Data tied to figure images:
# # # # # # #

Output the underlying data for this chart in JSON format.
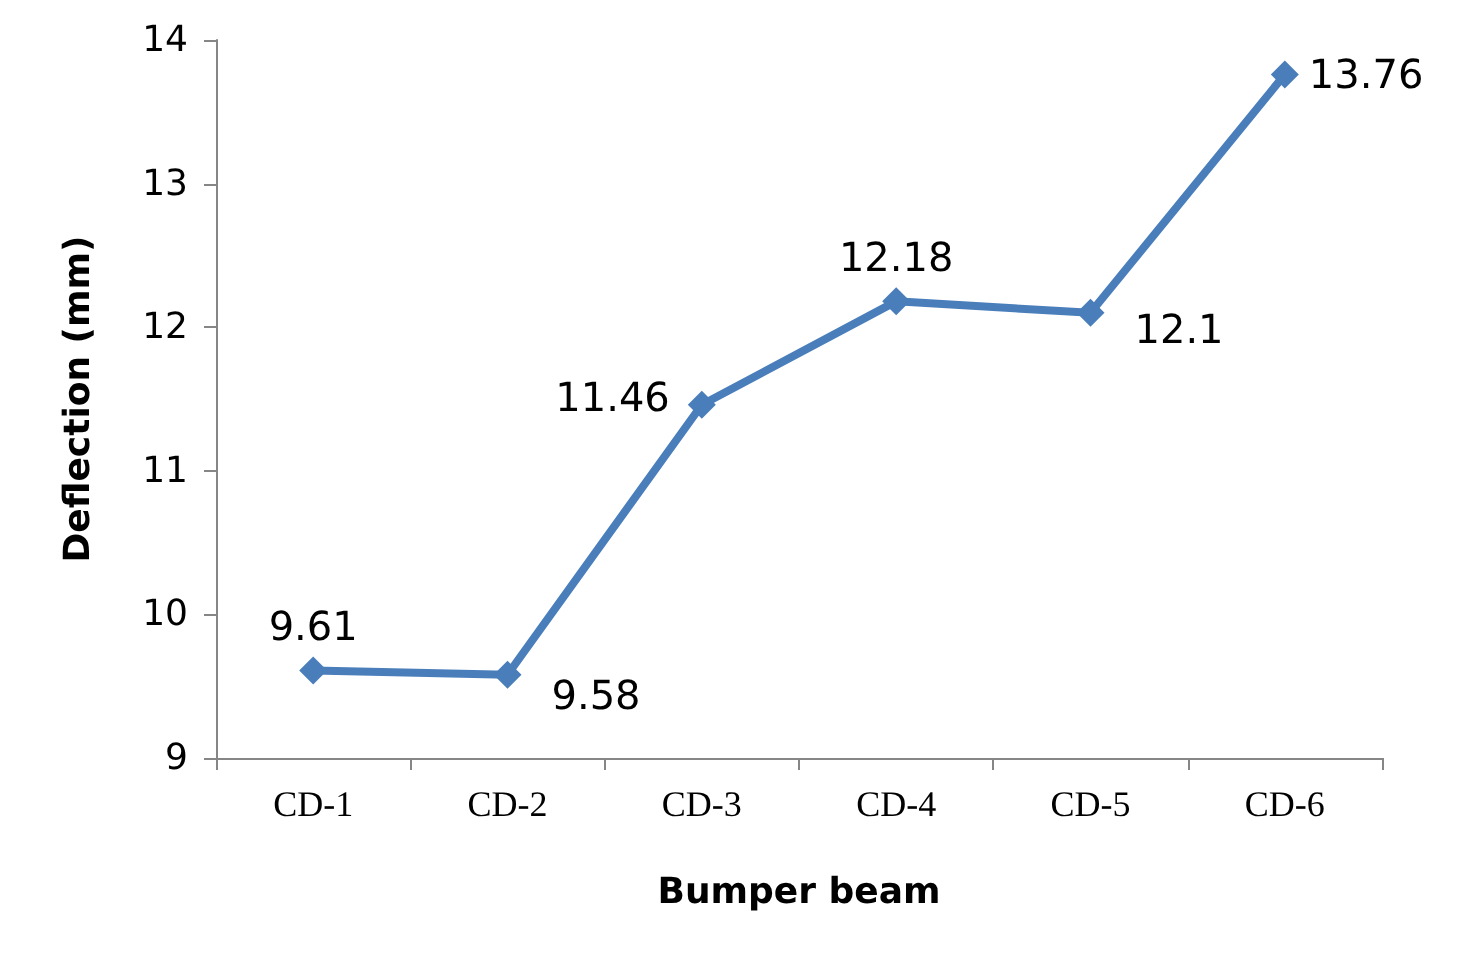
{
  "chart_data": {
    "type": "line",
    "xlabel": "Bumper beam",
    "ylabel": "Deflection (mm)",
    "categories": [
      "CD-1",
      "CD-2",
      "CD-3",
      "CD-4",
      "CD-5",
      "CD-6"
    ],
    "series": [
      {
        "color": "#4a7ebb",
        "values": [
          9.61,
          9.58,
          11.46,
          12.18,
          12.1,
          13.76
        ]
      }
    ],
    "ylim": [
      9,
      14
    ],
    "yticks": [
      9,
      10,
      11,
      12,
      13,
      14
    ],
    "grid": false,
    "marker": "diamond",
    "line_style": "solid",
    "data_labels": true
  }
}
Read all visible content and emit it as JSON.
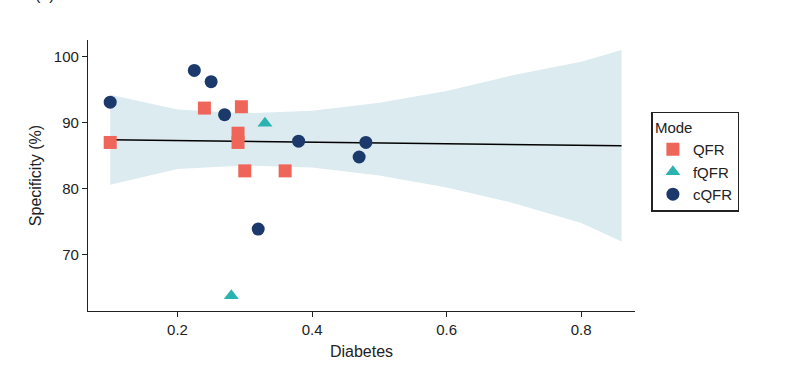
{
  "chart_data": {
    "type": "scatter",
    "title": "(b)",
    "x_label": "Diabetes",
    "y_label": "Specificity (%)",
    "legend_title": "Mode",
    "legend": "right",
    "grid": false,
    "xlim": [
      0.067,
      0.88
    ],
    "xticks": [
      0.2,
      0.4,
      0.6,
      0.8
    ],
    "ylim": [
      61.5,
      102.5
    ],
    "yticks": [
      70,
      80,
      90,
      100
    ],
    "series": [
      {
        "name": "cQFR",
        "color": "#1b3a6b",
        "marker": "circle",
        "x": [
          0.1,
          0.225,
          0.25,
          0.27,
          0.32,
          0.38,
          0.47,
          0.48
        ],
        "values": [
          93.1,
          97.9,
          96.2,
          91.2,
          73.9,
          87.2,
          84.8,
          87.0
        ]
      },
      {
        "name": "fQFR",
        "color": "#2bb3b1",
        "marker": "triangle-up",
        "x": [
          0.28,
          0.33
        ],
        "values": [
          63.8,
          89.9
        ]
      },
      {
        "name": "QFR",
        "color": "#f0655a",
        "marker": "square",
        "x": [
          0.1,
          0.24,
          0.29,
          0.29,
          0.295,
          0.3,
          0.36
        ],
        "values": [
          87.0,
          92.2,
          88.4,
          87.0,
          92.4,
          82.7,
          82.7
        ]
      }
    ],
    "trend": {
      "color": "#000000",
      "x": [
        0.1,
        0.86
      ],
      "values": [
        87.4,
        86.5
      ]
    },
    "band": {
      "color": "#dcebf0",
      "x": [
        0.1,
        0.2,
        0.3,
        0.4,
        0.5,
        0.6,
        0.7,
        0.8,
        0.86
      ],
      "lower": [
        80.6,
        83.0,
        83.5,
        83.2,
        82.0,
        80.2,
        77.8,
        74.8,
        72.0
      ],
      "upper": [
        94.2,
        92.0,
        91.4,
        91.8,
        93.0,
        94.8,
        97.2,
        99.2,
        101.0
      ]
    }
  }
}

# # # # # # #

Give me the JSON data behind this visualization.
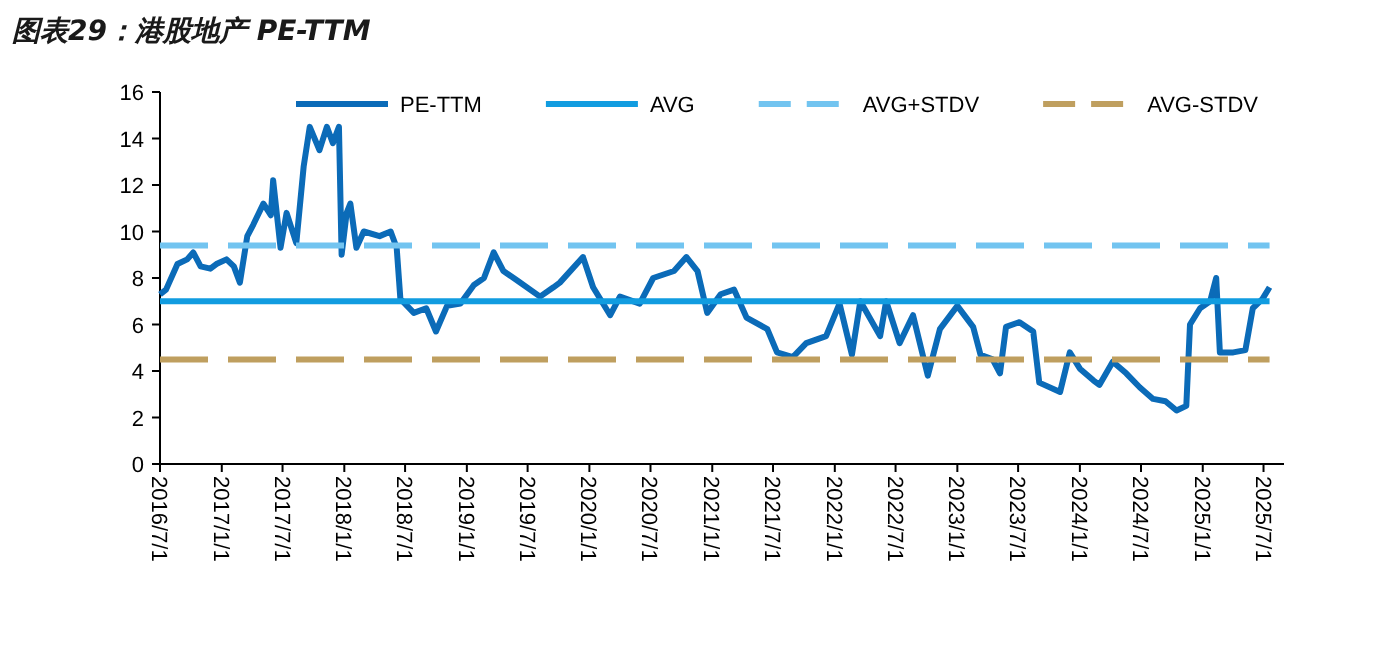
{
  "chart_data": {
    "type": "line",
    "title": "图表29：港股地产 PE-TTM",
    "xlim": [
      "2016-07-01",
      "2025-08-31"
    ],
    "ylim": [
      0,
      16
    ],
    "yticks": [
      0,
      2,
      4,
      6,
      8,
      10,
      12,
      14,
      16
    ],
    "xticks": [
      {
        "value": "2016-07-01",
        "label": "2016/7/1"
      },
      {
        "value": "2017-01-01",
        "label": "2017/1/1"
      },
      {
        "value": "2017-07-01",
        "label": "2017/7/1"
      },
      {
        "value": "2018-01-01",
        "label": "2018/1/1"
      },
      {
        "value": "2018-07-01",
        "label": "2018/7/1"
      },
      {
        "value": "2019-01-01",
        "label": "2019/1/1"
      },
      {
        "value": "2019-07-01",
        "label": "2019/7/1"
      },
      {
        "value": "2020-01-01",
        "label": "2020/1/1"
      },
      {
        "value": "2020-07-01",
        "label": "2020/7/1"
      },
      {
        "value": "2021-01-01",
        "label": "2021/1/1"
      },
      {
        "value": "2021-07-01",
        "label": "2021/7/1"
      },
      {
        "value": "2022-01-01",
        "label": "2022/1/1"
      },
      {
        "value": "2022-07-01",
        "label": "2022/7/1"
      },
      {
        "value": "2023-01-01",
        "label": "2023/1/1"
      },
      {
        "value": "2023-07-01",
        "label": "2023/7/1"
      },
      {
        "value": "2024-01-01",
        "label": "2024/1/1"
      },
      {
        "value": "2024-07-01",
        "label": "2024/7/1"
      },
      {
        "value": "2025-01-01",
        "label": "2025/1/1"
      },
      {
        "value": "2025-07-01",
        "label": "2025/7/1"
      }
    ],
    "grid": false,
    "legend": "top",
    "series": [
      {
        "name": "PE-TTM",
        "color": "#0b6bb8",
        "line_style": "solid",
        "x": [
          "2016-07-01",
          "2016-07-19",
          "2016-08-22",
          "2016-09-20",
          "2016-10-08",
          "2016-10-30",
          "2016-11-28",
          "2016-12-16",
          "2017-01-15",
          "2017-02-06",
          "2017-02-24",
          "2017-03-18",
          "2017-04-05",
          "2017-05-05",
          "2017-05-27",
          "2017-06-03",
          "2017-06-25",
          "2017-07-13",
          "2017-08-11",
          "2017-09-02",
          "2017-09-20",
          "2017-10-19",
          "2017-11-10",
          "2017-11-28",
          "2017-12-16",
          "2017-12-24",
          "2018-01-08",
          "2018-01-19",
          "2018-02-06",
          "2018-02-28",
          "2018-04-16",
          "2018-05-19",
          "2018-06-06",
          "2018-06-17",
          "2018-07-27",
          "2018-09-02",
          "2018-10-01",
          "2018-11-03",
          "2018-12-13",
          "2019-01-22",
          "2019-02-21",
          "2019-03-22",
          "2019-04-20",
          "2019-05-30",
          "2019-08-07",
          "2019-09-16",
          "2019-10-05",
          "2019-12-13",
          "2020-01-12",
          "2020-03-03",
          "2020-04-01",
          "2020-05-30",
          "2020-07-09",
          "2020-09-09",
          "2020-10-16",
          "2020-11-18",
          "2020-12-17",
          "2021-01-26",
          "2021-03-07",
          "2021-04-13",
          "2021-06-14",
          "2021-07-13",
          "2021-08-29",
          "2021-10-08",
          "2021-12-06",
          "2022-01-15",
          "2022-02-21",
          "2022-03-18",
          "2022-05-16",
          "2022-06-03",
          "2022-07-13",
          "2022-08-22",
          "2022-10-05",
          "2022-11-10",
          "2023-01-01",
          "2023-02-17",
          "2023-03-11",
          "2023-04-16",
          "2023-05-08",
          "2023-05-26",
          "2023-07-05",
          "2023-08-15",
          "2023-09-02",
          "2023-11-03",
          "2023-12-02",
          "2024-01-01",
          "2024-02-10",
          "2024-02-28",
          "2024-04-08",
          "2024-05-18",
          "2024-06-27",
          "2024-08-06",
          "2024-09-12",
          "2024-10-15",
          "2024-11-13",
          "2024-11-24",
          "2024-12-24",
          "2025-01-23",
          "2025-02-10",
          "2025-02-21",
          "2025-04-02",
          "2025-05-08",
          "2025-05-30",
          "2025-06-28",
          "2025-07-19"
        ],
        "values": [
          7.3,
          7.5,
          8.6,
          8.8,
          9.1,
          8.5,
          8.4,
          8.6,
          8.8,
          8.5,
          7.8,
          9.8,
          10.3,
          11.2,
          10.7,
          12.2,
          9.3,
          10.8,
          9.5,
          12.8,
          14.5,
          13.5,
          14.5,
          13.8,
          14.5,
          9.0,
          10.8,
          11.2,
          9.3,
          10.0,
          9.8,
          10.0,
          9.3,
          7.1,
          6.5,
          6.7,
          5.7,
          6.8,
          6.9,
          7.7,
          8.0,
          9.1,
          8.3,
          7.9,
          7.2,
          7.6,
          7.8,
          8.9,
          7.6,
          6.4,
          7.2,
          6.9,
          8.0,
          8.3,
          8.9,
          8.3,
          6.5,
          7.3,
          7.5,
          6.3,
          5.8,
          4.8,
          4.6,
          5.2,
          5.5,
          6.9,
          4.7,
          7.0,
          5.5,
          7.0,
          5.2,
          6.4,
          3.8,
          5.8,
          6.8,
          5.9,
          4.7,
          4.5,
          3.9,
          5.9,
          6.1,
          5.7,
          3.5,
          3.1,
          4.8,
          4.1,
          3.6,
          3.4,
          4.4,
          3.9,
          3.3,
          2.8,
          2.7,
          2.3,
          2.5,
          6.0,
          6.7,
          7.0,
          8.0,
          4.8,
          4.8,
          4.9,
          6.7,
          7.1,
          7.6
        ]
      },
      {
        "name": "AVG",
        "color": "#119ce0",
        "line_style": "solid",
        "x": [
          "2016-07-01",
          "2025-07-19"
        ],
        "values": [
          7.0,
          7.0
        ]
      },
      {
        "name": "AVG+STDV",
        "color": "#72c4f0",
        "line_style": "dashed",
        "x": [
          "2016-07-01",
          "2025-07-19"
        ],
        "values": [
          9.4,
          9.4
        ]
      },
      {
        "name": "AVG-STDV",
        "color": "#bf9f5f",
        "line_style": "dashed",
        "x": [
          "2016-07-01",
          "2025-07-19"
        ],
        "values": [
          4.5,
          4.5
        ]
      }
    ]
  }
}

# # # # # # #

▸ **Work required**
Determine the number of lines where the string "name" occurs, and give that number only.

▸ **Full output**
7